* YOUR GOAL: Rewrite all of the entries below, swapping "chevron-right-icon" for "arrow-right-icon" wherever it appears and keeping everything else unchanged. Omit the pictures from your output.

Element boundary records:
# # #

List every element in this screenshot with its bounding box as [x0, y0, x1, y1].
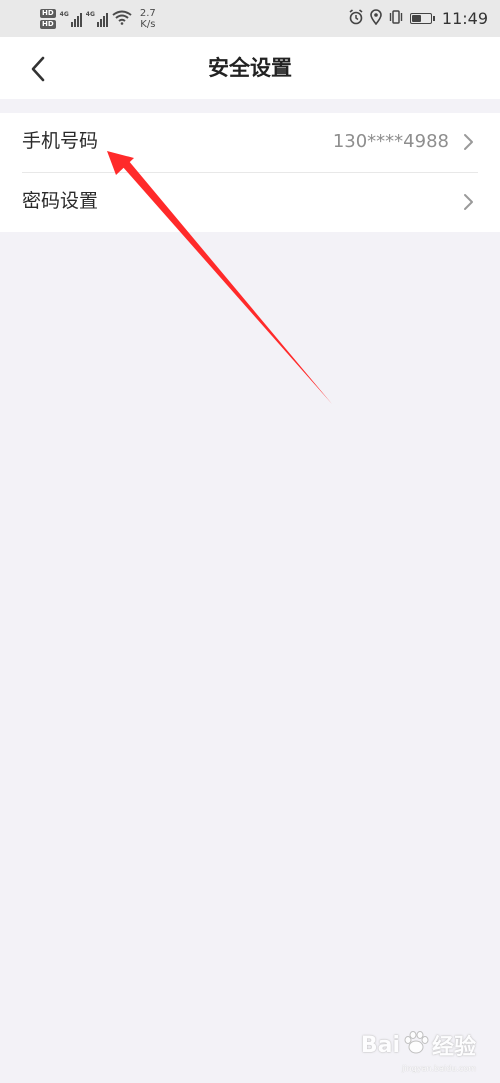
signal-icon: 4G — [86, 11, 108, 27]
status-time: 11:49 — [441, 9, 488, 28]
phone-number-value: 130****4988 — [332, 131, 449, 152]
chevron-right-icon — [464, 194, 473, 210]
network-type-label: 4G — [85, 11, 95, 18]
signal-icon: 4G — [60, 11, 82, 27]
chevron-right-icon — [464, 134, 473, 150]
password-settings-label: 密码设置 — [22, 190, 99, 212]
hd-badge: HD — [40, 20, 56, 29]
network-type-label: 4G — [59, 11, 69, 18]
network-speed: 2.7 K/s — [140, 8, 156, 30]
paw-icon — [403, 1031, 429, 1059]
watermark-brand: Bai — [360, 1032, 400, 1058]
watermark-brand-suffix: 经验 — [431, 1035, 476, 1060]
watermark-logo: Bai 经验 jingyan.baidu.com — [360, 1029, 476, 1073]
nav-header: 安全设置 — [0, 37, 500, 99]
wifi-icon — [112, 9, 132, 29]
phone-number-row[interactable]: 手机号码 130****4988 — [0, 113, 500, 172]
status-bar: HD HD 4G 4G 2.7 K/s 11:49 — [0, 0, 500, 37]
vibrate-icon — [388, 9, 404, 29]
password-settings-row[interactable]: 密码设置 — [0, 173, 500, 232]
status-right: 11:49 — [348, 0, 488, 37]
settings-list: 手机号码 130****4988 密码设置 — [0, 113, 500, 232]
watermark-domain: jingyan.baidu.com — [402, 1064, 476, 1073]
location-icon — [370, 8, 382, 29]
speed-unit: K/s — [140, 19, 156, 30]
hd-badge: HD — [40, 9, 56, 18]
speed-value: 2.7 — [139, 8, 156, 19]
alarm-icon — [348, 8, 364, 29]
hd-indicators: HD HD — [40, 9, 56, 29]
battery-icon — [409, 13, 435, 24]
status-left: HD HD 4G 4G 2.7 K/s — [40, 5, 156, 33]
page-title: 安全设置 — [208, 56, 292, 80]
phone-number-label: 手机号码 — [22, 130, 99, 152]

# # #

* WRITTEN ANSWER:
List every element in this screenshot with its bounding box as [x0, y0, x1, y1].
signal-icon: 4G — [86, 11, 108, 27]
status-time: 11:49 — [441, 9, 488, 28]
phone-number-value: 130****4988 — [332, 131, 449, 152]
arrow-right-icon — [464, 194, 473, 210]
network-type-label: 4G — [85, 11, 95, 18]
signal-icon: 4G — [60, 11, 82, 27]
arrow-right-icon — [464, 134, 473, 150]
password-settings-label: 密码设置 — [22, 190, 99, 212]
hd-badge: HD — [40, 20, 56, 29]
network-type-label: 4G — [59, 11, 69, 18]
network-speed: 2.7 K/s — [140, 8, 156, 30]
paw-icon — [403, 1031, 429, 1059]
watermark-brand: Bai — [360, 1032, 400, 1058]
watermark-brand-suffix: 经验 — [431, 1035, 476, 1060]
watermark-logo: Bai 经验 jingyan.baidu.com — [360, 1029, 476, 1073]
nav-header: 安全设置 — [0, 37, 500, 99]
wifi-icon — [112, 9, 132, 29]
phone-number-row[interactable]: 手机号码 130****4988 — [0, 113, 500, 172]
status-bar: HD HD 4G 4G 2.7 K/s 11:49 — [0, 0, 500, 37]
vibrate-icon — [388, 9, 404, 29]
password-settings-row[interactable]: 密码设置 — [0, 173, 500, 232]
status-right: 11:49 — [348, 0, 488, 37]
settings-list: 手机号码 130****4988 密码设置 — [0, 113, 500, 232]
watermark-domain: jingyan.baidu.com — [402, 1064, 476, 1073]
location-icon — [370, 8, 382, 29]
speed-unit: K/s — [140, 19, 156, 30]
hd-badge: HD — [40, 9, 56, 18]
speed-value: 2.7 — [139, 8, 156, 19]
alarm-icon — [348, 8, 364, 29]
hd-indicators: HD HD — [40, 9, 56, 29]
battery-icon — [409, 13, 435, 24]
status-left: HD HD 4G 4G 2.7 K/s — [40, 5, 156, 33]
page-title: 安全设置 — [208, 56, 292, 80]
phone-number-label: 手机号码 — [22, 130, 99, 152]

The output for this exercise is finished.